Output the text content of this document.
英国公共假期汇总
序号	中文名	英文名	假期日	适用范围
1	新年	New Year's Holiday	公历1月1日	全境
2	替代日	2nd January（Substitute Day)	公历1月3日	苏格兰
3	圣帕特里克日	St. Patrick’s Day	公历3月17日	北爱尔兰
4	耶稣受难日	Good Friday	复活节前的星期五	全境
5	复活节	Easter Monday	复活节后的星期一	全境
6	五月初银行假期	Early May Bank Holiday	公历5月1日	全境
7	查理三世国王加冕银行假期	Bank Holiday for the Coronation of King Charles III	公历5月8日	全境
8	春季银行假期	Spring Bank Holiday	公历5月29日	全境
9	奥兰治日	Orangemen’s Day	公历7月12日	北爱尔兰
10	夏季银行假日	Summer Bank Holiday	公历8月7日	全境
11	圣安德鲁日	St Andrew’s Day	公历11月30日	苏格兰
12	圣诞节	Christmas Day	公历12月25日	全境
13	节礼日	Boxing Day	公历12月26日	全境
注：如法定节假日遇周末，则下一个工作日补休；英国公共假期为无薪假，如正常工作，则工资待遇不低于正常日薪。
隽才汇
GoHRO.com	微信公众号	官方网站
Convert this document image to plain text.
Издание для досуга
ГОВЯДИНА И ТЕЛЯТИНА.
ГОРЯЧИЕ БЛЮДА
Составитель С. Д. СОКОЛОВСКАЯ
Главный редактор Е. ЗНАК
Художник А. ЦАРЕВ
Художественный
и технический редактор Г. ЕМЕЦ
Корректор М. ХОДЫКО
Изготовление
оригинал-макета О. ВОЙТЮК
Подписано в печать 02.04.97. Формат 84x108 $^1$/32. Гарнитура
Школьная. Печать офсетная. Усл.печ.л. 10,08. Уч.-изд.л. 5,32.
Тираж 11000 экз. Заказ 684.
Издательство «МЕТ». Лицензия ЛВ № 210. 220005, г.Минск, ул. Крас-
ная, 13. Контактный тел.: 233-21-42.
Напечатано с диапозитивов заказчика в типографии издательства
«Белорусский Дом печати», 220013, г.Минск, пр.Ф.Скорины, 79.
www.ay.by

────

WORK REQUIRED
Report how many lines in these entries contain "this". Answer with the number only.

OUTPUT BELOW
2